■ GIVEN TASK
Give the data again exactly as written, skipping any pictures.

■ DATA EXCERPTS
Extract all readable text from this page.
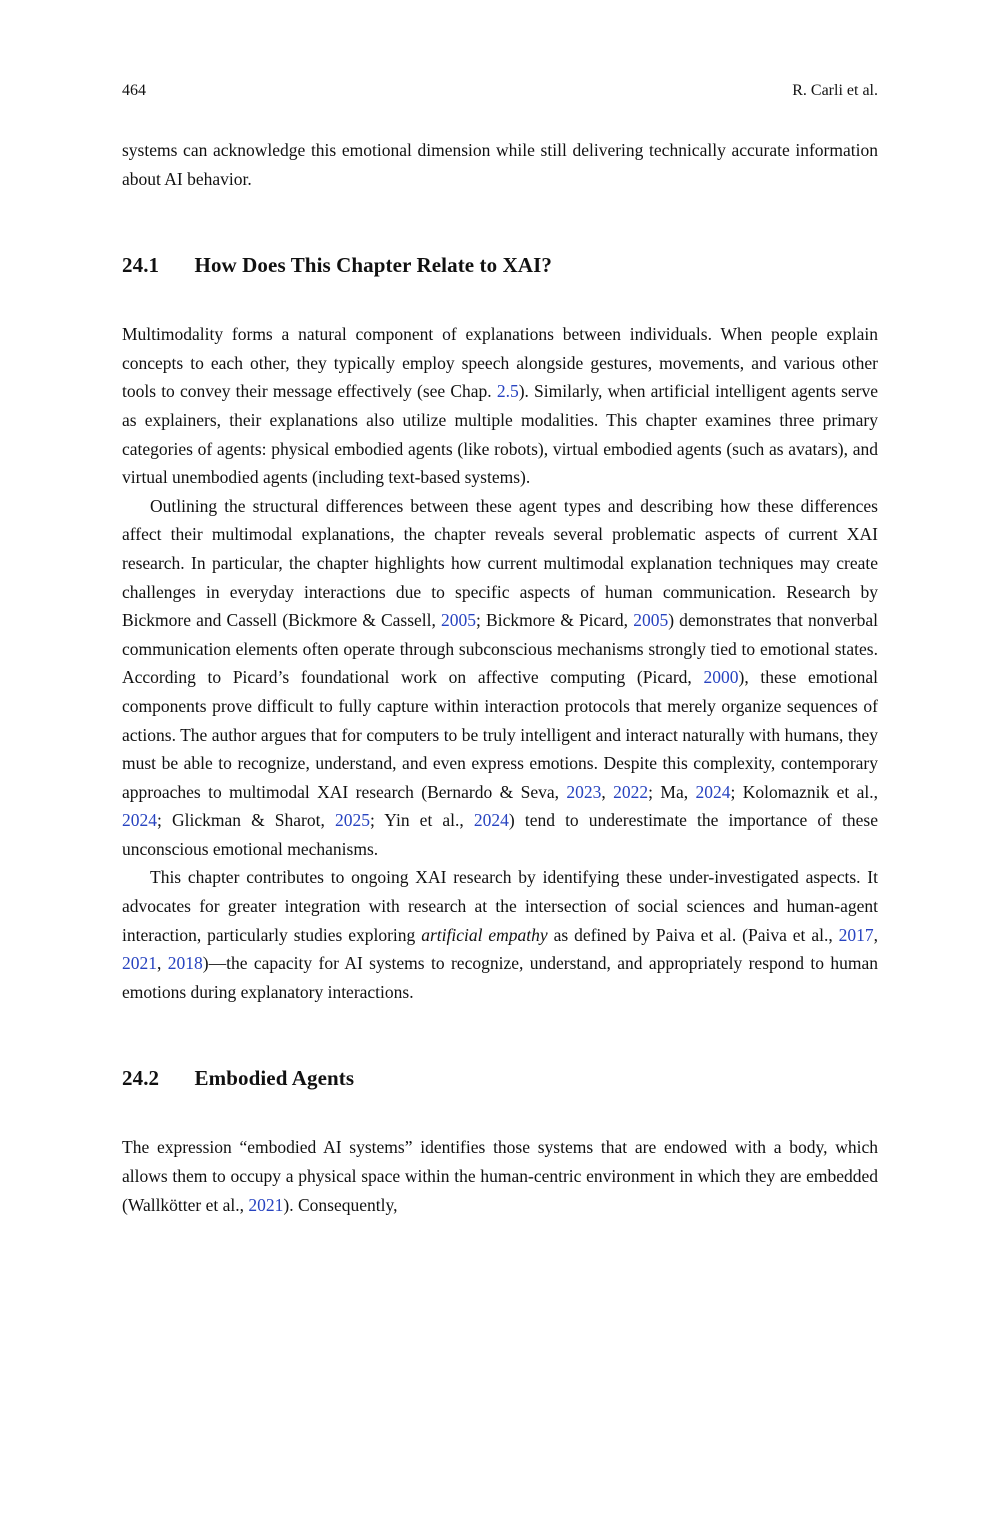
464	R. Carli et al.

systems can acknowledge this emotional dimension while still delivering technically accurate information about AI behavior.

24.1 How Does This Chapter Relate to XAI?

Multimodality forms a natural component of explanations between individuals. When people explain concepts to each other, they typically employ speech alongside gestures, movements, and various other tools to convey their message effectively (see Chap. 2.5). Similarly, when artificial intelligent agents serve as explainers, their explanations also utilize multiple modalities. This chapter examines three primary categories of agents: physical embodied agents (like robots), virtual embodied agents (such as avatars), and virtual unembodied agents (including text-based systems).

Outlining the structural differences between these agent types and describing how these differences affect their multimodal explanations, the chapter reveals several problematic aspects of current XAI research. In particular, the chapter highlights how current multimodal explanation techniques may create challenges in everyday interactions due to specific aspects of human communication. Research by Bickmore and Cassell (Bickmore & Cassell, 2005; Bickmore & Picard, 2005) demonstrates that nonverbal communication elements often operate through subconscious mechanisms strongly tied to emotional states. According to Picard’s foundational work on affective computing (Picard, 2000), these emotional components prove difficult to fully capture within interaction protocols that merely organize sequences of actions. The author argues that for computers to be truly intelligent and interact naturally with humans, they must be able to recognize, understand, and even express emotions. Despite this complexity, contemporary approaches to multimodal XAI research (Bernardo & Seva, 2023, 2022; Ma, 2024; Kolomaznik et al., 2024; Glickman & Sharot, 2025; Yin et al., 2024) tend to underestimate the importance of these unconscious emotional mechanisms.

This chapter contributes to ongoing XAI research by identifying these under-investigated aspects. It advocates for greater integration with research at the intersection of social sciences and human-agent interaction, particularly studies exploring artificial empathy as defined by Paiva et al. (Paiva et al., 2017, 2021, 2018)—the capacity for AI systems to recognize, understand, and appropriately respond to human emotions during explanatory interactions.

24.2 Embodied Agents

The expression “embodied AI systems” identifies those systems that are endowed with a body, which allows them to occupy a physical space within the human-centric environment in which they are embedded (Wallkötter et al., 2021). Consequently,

■ SOLUTION
Extract all readable text from this page.
464	R. Carli et al.

systems can acknowledge this emotional dimension while still delivering technically accurate information about AI behavior.

24.1 How Does This Chapter Relate to XAI?

Multimodality forms a natural component of explanations between individuals. When people explain concepts to each other, they typically employ speech alongside gestures, movements, and various other tools to convey their message effectively (see Chap. 2.5). Similarly, when artificial intelligent agents serve as explainers, their explanations also utilize multiple modalities. This chapter examines three primary categories of agents: physical embodied agents (like robots), virtual embodied agents (such as avatars), and virtual unembodied agents (including text-based systems).

Outlining the structural differences between these agent types and describing how these differences affect their multimodal explanations, the chapter reveals several problematic aspects of current XAI research. In particular, the chapter highlights how current multimodal explanation techniques may create challenges in everyday interactions due to specific aspects of human communication. Research by Bickmore and Cassell (Bickmore & Cassell, 2005; Bickmore & Picard, 2005) demonstrates that nonverbal communication elements often operate through subconscious mechanisms strongly tied to emotional states. According to Picard’s foundational work on affective computing (Picard, 2000), these emotional components prove difficult to fully capture within interaction protocols that merely organize sequences of actions. The author argues that for computers to be truly intelligent and interact naturally with humans, they must be able to recognize, understand, and even express emotions. Despite this complexity, contemporary approaches to multimodal XAI research (Bernardo & Seva, 2023, 2022; Ma, 2024; Kolomaznik et al., 2024; Glickman & Sharot, 2025; Yin et al., 2024) tend to underestimate the importance of these unconscious emotional mechanisms.

This chapter contributes to ongoing XAI research by identifying these under-investigated aspects. It advocates for greater integration with research at the intersection of social sciences and human-agent interaction, particularly studies exploring artificial empathy as defined by Paiva et al. (Paiva et al., 2017, 2021, 2018)—the capacity for AI systems to recognize, understand, and appropriately respond to human emotions during explanatory interactions.

24.2 Embodied Agents

The expression “embodied AI systems” identifies those systems that are endowed with a body, which allows them to occupy a physical space within the human-centric environment in which they are embedded (Wallkötter et al., 2021). Consequently,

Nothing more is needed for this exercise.